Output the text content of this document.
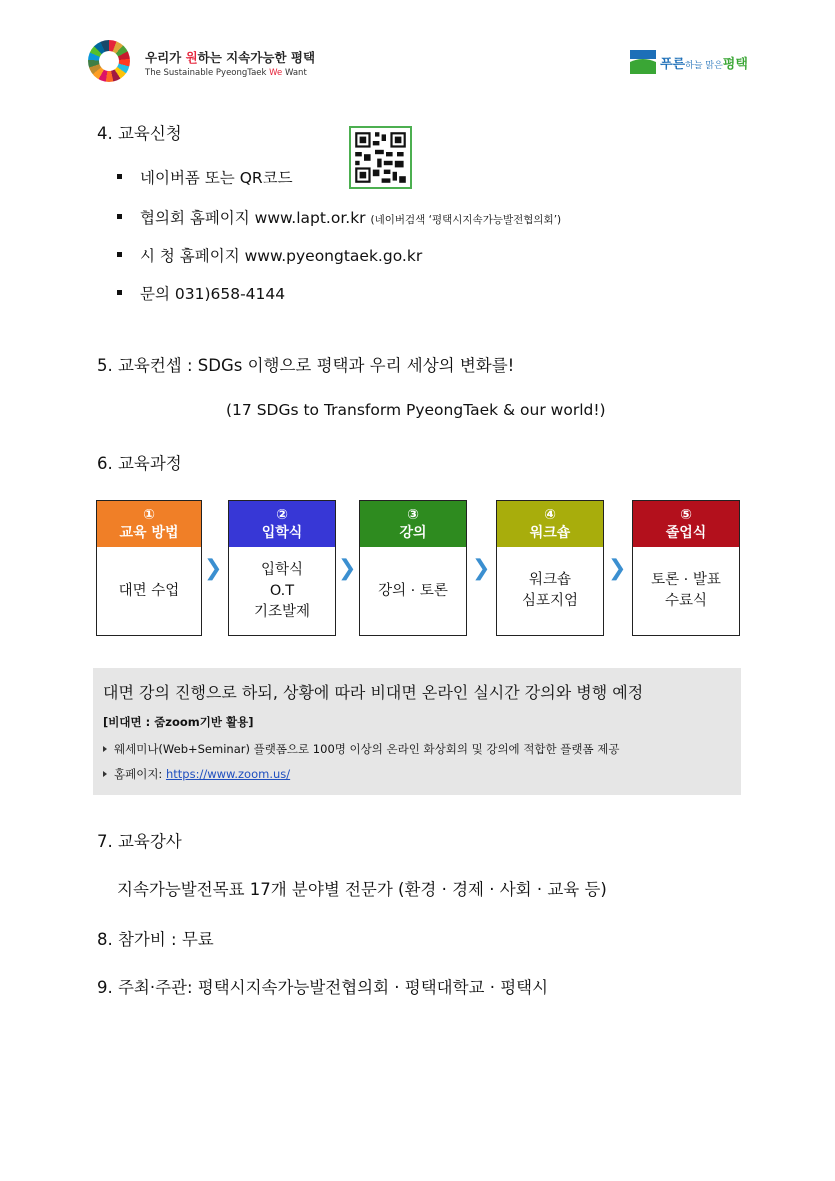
우리가 원하는 지속가능한 평택
The Sustainable PyeongTaek We Want
푸른하늘 맑은평택
4. 교육신청
네이버폼 또는 QR코드
협의회 홈페이지 www.lapt.or.kr (네이버검색 ‘평택시지속가능발전협의회’)
시 청 홈페이지 www.pyeongtaek.go.kr
문의 031)658-4144
5. 교육컨셉 : SDGs 이행으로 평택과 우리 세상의 변화를!
(17 SDGs to Transform PyeongTaek & our world!)
6. 교육과정
①
교육 방법
대면 수업
❯
②
입학식
입학식
O.T
기조발제
❯
③
강의
강의 · 토론
❯
④
워크숍
워크숍
심포지엄
❯
⑤
졸업식
토론 · 발표
수료식
대면 강의 진행으로 하되, 상황에 따라 비대면 온라인 실시간 강의와 병행 예정
[비대면 : 줌zoom기반 활용]
웨세미나(Web+Seminar) 플랫폼으로 100명 이상의 온라인 화상회의 및 강의에 적합한 플랫폼 제공
홈페이지: https://www.zoom.us/
7. 교육강사
지속가능발전목표 17개 분야별 전문가 (환경 · 경제 · 사회 · 교육 등)
8. 참가비 : 무료
9. 주최·주관: 평택시지속가능발전협의회 · 평택대학교 · 평택시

======

WHAT TO DO — Locate the word "평택시지속가능발전협의회" in the entries, and copy every line where it is found.

WRITTEN RESPONSE —
협의회 홈페이지 www.lapt.or.kr (네이버검색 ‘평택시지속가능발전협의회’)
9. 주최·주관: 평택시지속가능발전협의회 · 평택대학교 · 평택시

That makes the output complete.